• **THE REQUEST**:
Make an exact copy of all the entries below, with the pictures left out.

• **INPUT**:

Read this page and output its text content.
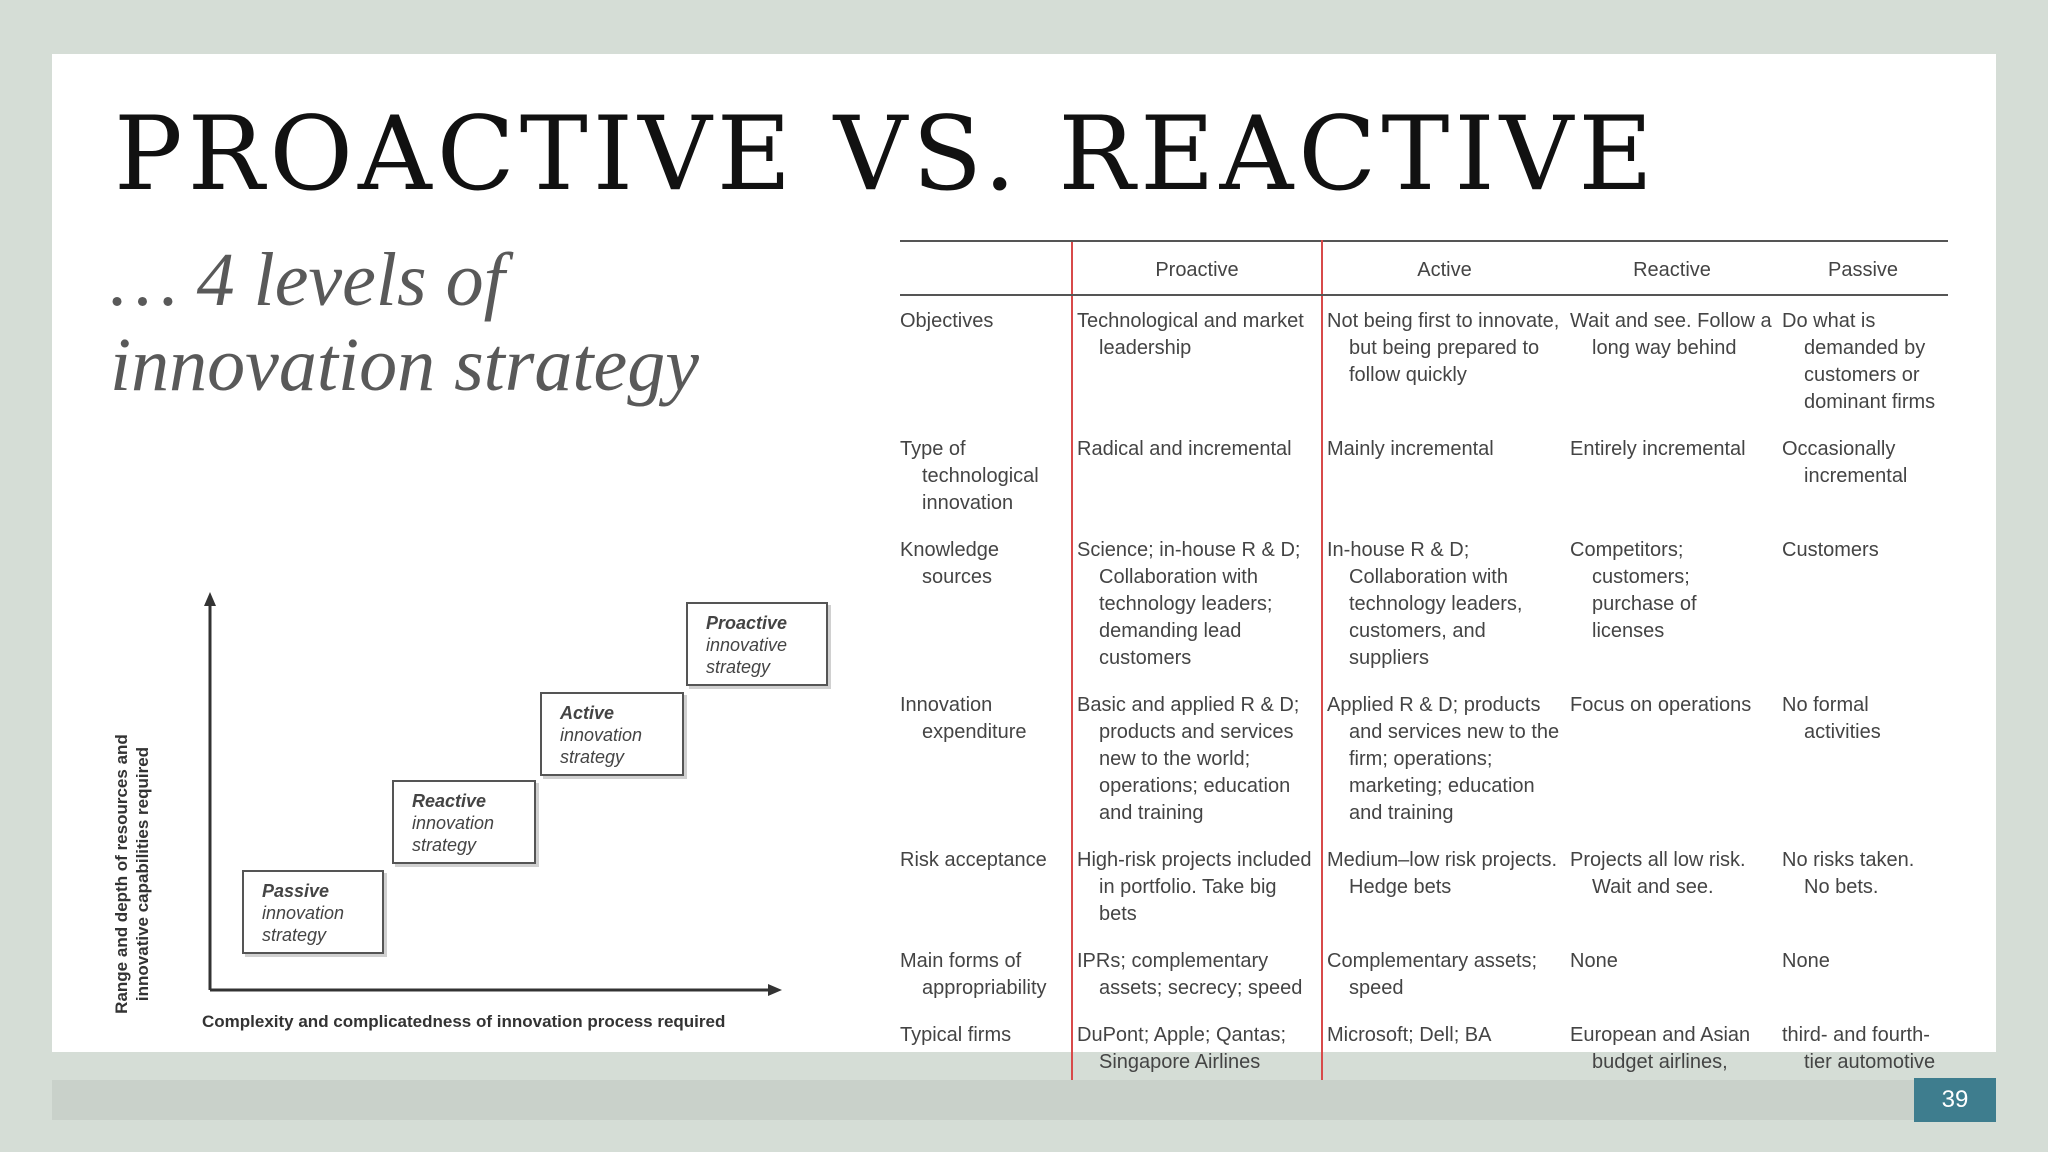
PROACTIVE VS. REACTIVE
… 4 levels of
innovation strategy
Range and depth of resources and innovative capabilities required
Complexity and complicatedness of innovation process required
Passive
innovation
strategy
Reactive
innovation
strategy
Active
innovation
strategy
Proactive
innovative
strategy
	Proactive	Active	Reactive	Passive
Objectives	Technological and market leadership	Not being first to innovate, but being prepared to follow quickly	Wait and see. Follow a long way behind	Do what is demanded by customers or dominant firms
Type of technological innovation	Radical and incremental	Mainly incremental	Entirely incremental	Occasionally incremental
Knowledge sources	Science; in-house R & D; Collaboration with technology leaders; demanding lead customers	In-house R & D; Collaboration with technology leaders, customers, and suppliers	Competitors; customers; purchase of licenses	Customers
Innovation expenditure	Basic and applied R & D; products and services new to the world; operations; education and training	Applied R & D; products and services new to the firm; operations; marketing; education and training	Focus on operations	No formal activities
Risk acceptance	High-risk projects included in portfolio. Take big bets	Medium–low risk projects. Hedge bets	Projects all low risk. Wait and see.	No risks taken. No bets.
Main forms of appropriability	IPRs; complementary assets; secrecy; speed	Complementary assets; speed	None	None
Typical firms	DuPont; Apple; Qantas; Singapore Airlines	Microsoft; Dell; BA	European and Asian budget airlines,	third- and fourth-tier automotive
39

• **CORRECT ANSWER**:
Read this page and output its text content.
PROACTIVE VS. REACTIVE
… 4 levels of
innovation strategy
Range and depth of resources and innovative capabilities required
Complexity and complicatedness of innovation process required
Passive
innovation
strategy
Reactive
innovation
strategy
Active
innovation
strategy
Proactive
innovative
strategy
	Proactive	Active	Reactive	Passive
Objectives	Technological and market leadership	Not being first to innovate, but being prepared to follow quickly	Wait and see. Follow a long way behind	Do what is demanded by customers or dominant firms
Type of technological innovation	Radical and incremental	Mainly incremental	Entirely incremental	Occasionally incremental
Knowledge sources	Science; in-house R & D; Collaboration with technology leaders; demanding lead customers	In-house R & D; Collaboration with technology leaders, customers, and suppliers	Competitors; customers; purchase of licenses	Customers
Innovation expenditure	Basic and applied R & D; products and services new to the world; operations; education and training	Applied R & D; products and services new to the firm; operations; marketing; education and training	Focus on operations	No formal activities
Risk acceptance	High-risk projects included in portfolio. Take big bets	Medium–low risk projects. Hedge bets	Projects all low risk. Wait and see.	No risks taken. No bets.
Main forms of appropriability	IPRs; complementary assets; secrecy; speed	Complementary assets; speed	None	None
Typical firms	DuPont; Apple; Qantas; Singapore Airlines	Microsoft; Dell; BA	European and Asian budget airlines,	third- and fourth-tier automotive
39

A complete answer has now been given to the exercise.